--- START EXCERPTED RECORDS ---
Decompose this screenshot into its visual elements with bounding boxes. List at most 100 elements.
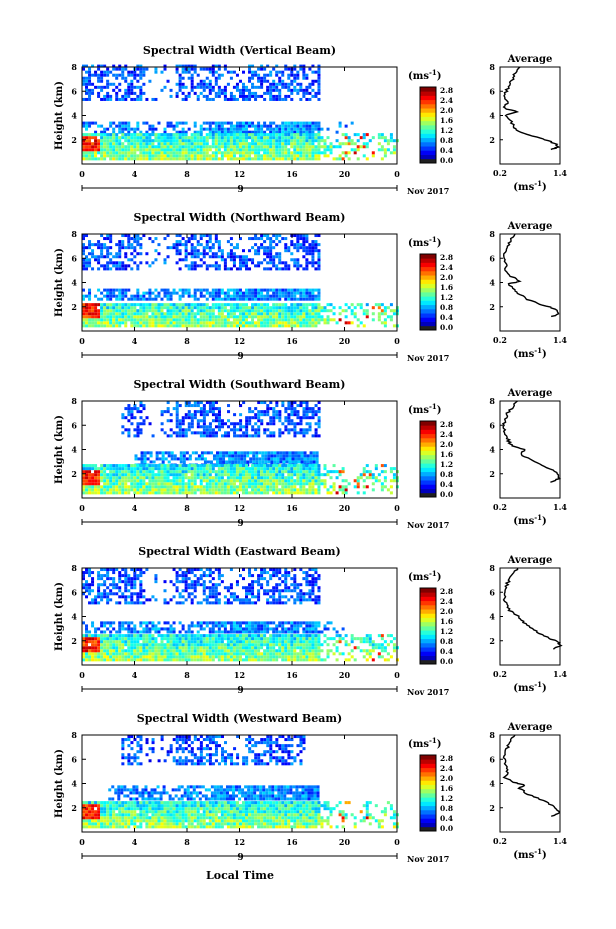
heatmap-cell <box>220 318 224 322</box>
heatmap-cell <box>133 577 137 581</box>
heatmap-cell <box>232 491 236 495</box>
heatmap-cell <box>88 315 92 319</box>
heatmap-cell <box>293 88 297 92</box>
heatmap-cell <box>118 130 122 134</box>
heatmap-cell <box>199 303 203 307</box>
heatmap-cell <box>127 404 131 408</box>
heatmap-cell <box>172 321 176 325</box>
heatmap-cell <box>281 121 285 125</box>
heatmap-cell <box>211 252 215 256</box>
heatmap-cell <box>272 419 276 423</box>
heatmap-cell <box>175 82 179 86</box>
heatmap-cell <box>245 467 249 471</box>
heatmap-cell <box>88 157 92 161</box>
heatmap-cell <box>178 303 182 307</box>
heatmap-cell <box>260 574 264 578</box>
heatmap-cell <box>248 79 252 83</box>
heatmap-cell <box>275 88 279 92</box>
heatmap-cell <box>187 491 191 495</box>
heatmap-cell <box>130 303 134 307</box>
heatmap-cell <box>223 485 227 489</box>
heatmap-cell <box>362 312 366 316</box>
heatmap-cell <box>241 145 245 149</box>
heatmap-cell <box>127 315 131 319</box>
heatmap-cell <box>112 291 116 295</box>
heatmap-cell <box>317 434 321 438</box>
heatmap-cell <box>88 151 92 155</box>
heatmap-cell <box>254 470 258 474</box>
heatmap-cell <box>314 306 318 310</box>
heatmap-cell <box>232 154 236 158</box>
heatmap-cell <box>229 157 233 161</box>
heatmap-cell <box>112 586 116 590</box>
heatmap-cell <box>199 324 203 328</box>
heatmap-cell <box>163 315 167 319</box>
heatmap-cell <box>314 312 318 316</box>
heatmap-cell <box>199 425 203 429</box>
heatmap-cell <box>112 488 116 492</box>
heatmap-cell <box>166 470 170 474</box>
heatmap-cell <box>130 88 134 92</box>
heatmap-cell <box>241 568 245 572</box>
heatmap-cell <box>184 148 188 152</box>
heatmap-cell <box>175 464 179 468</box>
x-tick-label: 4 <box>132 503 138 513</box>
heatmap-cell <box>184 473 188 477</box>
heatmap-cell <box>181 324 185 328</box>
heatmap-cell <box>103 142 107 146</box>
heatmap-cell <box>266 312 270 316</box>
heatmap-cell <box>254 568 258 572</box>
heatmap-cell <box>199 583 203 587</box>
heatmap-cell <box>303 451 307 455</box>
heatmap-cell <box>109 321 113 325</box>
heatmap-cell <box>241 601 245 605</box>
heatmap-cell <box>380 312 384 316</box>
heatmap-cell <box>202 249 206 253</box>
heatmap-cell <box>205 142 209 146</box>
heatmap-cell <box>88 252 92 256</box>
heatmap-cell <box>151 133 155 137</box>
heatmap-cell <box>155 457 159 461</box>
heatmap-cell <box>199 479 203 483</box>
heatmap-cell <box>88 473 92 477</box>
heatmap-cell <box>209 451 213 455</box>
heatmap-cell <box>160 413 164 417</box>
heatmap-cell <box>100 318 104 322</box>
heatmap-cell <box>118 580 122 584</box>
heatmap-cell <box>118 124 122 128</box>
heatmap-cell <box>260 145 264 149</box>
heatmap-cell <box>254 467 258 471</box>
heatmap-cell <box>293 467 297 471</box>
heatmap-cell <box>214 294 218 298</box>
heatmap-cell <box>284 67 288 71</box>
heatmap-cell <box>100 133 104 137</box>
heatmap-cell <box>145 321 149 325</box>
heatmap-cell <box>106 598 110 602</box>
heatmap-cell <box>190 267 194 271</box>
heatmap-cell <box>193 479 197 483</box>
heatmap-cell <box>88 264 92 268</box>
heatmap-cell <box>257 261 261 265</box>
heatmap-cell <box>272 473 276 477</box>
heatmap-cell <box>187 470 191 474</box>
heatmap-cell <box>97 488 101 492</box>
heatmap-cell <box>275 267 279 271</box>
heatmap-cell <box>121 142 125 146</box>
heatmap-cell <box>181 288 185 292</box>
heatmap-cell <box>85 467 89 471</box>
heatmap-cell <box>227 431 231 435</box>
heatmap-cell <box>254 70 258 74</box>
heatmap-cell <box>317 145 321 149</box>
heatmap-cell <box>148 488 152 492</box>
colorbar-label: (ms-1) <box>408 402 441 416</box>
heatmap-cell <box>329 309 333 313</box>
heatmap-cell <box>290 312 294 316</box>
heatmap-cell <box>260 157 264 161</box>
heatmap-cell <box>155 454 159 458</box>
heatmap-cell <box>326 303 330 307</box>
heatmap-cell <box>205 476 209 480</box>
heatmap-cell <box>187 428 191 432</box>
heatmap-cell <box>299 306 303 310</box>
heatmap-cell <box>166 407 170 411</box>
heatmap-cell <box>371 488 375 492</box>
--- END EXCERPTED RECORDS ---
WHAT NEEDS TO BE DONE
Turn the lines of the entries above into a JSON list of strings, one string per line, with blank lines dropped and the pictures left out.

FINISHED ANSWER
[
  "Decompose this screenshot into its visual elements with bounding boxes. List at most 100 elements.",
  "heatmap-cell <box>220 318 224 322</box>",
  "heatmap-cell <box>133 577 137 581</box>",
  "heatmap-cell <box>232 491 236 495</box>",
  "heatmap-cell <box>88 315 92 319</box>",
  "heatmap-cell <box>293 88 297 92</box>",
  "heatmap-cell <box>118 130 122 134</box>",
  "heatmap-cell <box>199 303 203 307</box>",
  "heatmap-cell <box>127 404 131 408</box>",
  "heatmap-cell <box>172 321 176 325</box>",
  "heatmap-cell <box>281 121 285 125</box>",
  "heatmap-cell <box>211 252 215 256</box>",
  "heatmap-cell <box>272 419 276 423</box>",
  "heatmap-cell <box>175 82 179 86</box>",
  "heatmap-cell <box>245 467 249 471</box>",
  "heatmap-cell <box>88 157 92 161</box>",
  "heatmap-cell <box>178 303 182 307</box>",
  "heatmap-cell <box>260 574 264 578</box>",
  "heatmap-cell <box>248 79 252 83</box>",
  "heatmap-cell <box>275 88 279 92</box>",
  "heatmap-cell <box>187 491 191 495</box>",
  "heatmap-cell <box>130 303 134 307</box>",
  "heatmap-cell <box>223 485 227 489</box>",
  "heatmap-cell <box>362 312 366 316</box>",
  "heatmap-cell <box>241 145 245 149</box>",
  "heatmap-cell <box>127 315 131 319</box>",
  "heatmap-cell <box>112 291 116 295</box>",
  "heatmap-cell <box>317 434 321 438</box>",
  "heatmap-cell <box>88 151 92 155</box>",
  "heatmap-cell <box>254 470 258 474</box>",
  "heatmap-cell <box>314 306 318 310</box>",
  "heatmap-cell <box>232 154 236 158</box>",
  "heatmap-cell <box>229 157 233 161</box>",
  "heatmap-cell <box>112 586 116 590</box>",
  "heatmap-cell <box>199 324 203 328</box>",
  "heatmap-cell <box>163 315 167 319</box>",
  "heatmap-cell <box>314 312 318 316</box>",
  "heatmap-cell <box>199 425 203 429</box>",
  "heatmap-cell <box>112 488 116 492</box>",
  "heatmap-cell <box>166 470 170 474</box>",
  "heatmap-cell <box>130 88 134 92</box>",
  "heatmap-cell <box>241 568 245 572</box>",
  "heatmap-cell <box>184 148 188 152</box>",
  "heatmap-cell <box>175 464 179 468</box>",
  "x-tick-label: 4 <box>132 503 138 513</box>",
  "heatmap-cell <box>184 473 188 477</box>",
  "heatmap-cell <box>181 324 185 328</box>",
  "heatmap-cell <box>103 142 107 146</box>",
  "heatmap-cell <box>266 312 270 316</box>",
  "heatmap-cell <box>254 568 258 572</box>",
  "heatmap-cell <box>199 583 203 587</box>",
  "heatmap-cell <box>303 451 307 455</box>",
  "heatmap-cell <box>109 321 113 325</box>",
  "heatmap-cell <box>241 601 245 605</box>",
  "heatmap-cell <box>380 312 384 316</box>",
  "heatmap-cell <box>202 249 206 253</box>",
  "heatmap-cell <box>205 142 209 146</box>",
  "heatmap-cell <box>88 252 92 256</box>",
  "heatmap-cell <box>151 133 155 137</box>",
  "heatmap-cell <box>155 457 159 461</box>",
  "heatmap-cell <box>199 479 203 483</box>",
  "heatmap-cell <box>88 473 92 477</box>",
  "heatmap-cell <box>209 451 213 455</box>",
  "heatmap-cell <box>160 413 164 417</box>",
  "heatmap-cell <box>100 318 104 322</box>",
  "heatmap-cell <box>118 580 122 584</box>",
  "heatmap-cell <box>118 124 122 128</box>",
  "heatmap-cell <box>260 145 264 149</box>",
  "heatmap-cell <box>254 467 258 471</box>",
  "heatmap-cell <box>293 467 297 471</box>",
  "heatmap-cell <box>214 294 218 298</box>",
  "heatmap-cell <box>284 67 288 71</box>",
  "heatmap-cell <box>100 133 104 137</box>",
  "heatmap-cell <box>145 321 149 325</box>",
  "heatmap-cell <box>106 598 110 602</box>",
  "heatmap-cell <box>190 267 194 271</box>",
  "heatmap-cell <box>193 479 197 483</box>",
  "heatmap-cell <box>88 264 92 268</box>",
  "heatmap-cell <box>257 261 261 265</box>",
  "heatmap-cell <box>272 473 276 477</box>",
  "heatmap-cell <box>187 470 191 474</box>",
  "heatmap-cell <box>97 488 101 492</box>",
  "heatmap-cell <box>275 267 279 271</box>",
  "heatmap-cell <box>121 142 125 146</box>",
  "heatmap-cell <box>181 288 185 292</box>",
  "heatmap-cell <box>85 467 89 471</box>",
  "heatmap-cell <box>227 431 231 435</box>",
  "heatmap-cell <box>254 70 258 74</box>",
  "heatmap-cell <box>317 145 321 149</box>",
  "heatmap-cell <box>148 488 152 492</box>",
  "colorbar-label: (ms-1) <box>408 402 441 416</box>",
  "heatmap-cell <box>329 309 333 313</box>",
  "heatmap-cell <box>290 312 294 316</box>",
  "heatmap-cell <box>260 157 264 161</box>",
  "heatmap-cell <box>155 454 159 458</box>",
  "heatmap-cell <box>326 303 330 307</box>",
  "heatmap-cell <box>205 476 209 480</box>",
  "heatmap-cell <box>187 428 191 432</box>",
  "heatmap-cell <box>299 306 303 310</box>",
  "heatmap-cell <box>166 407 170 411</box>",
  "heatmap-cell <box>371 488 375 492</box>"
]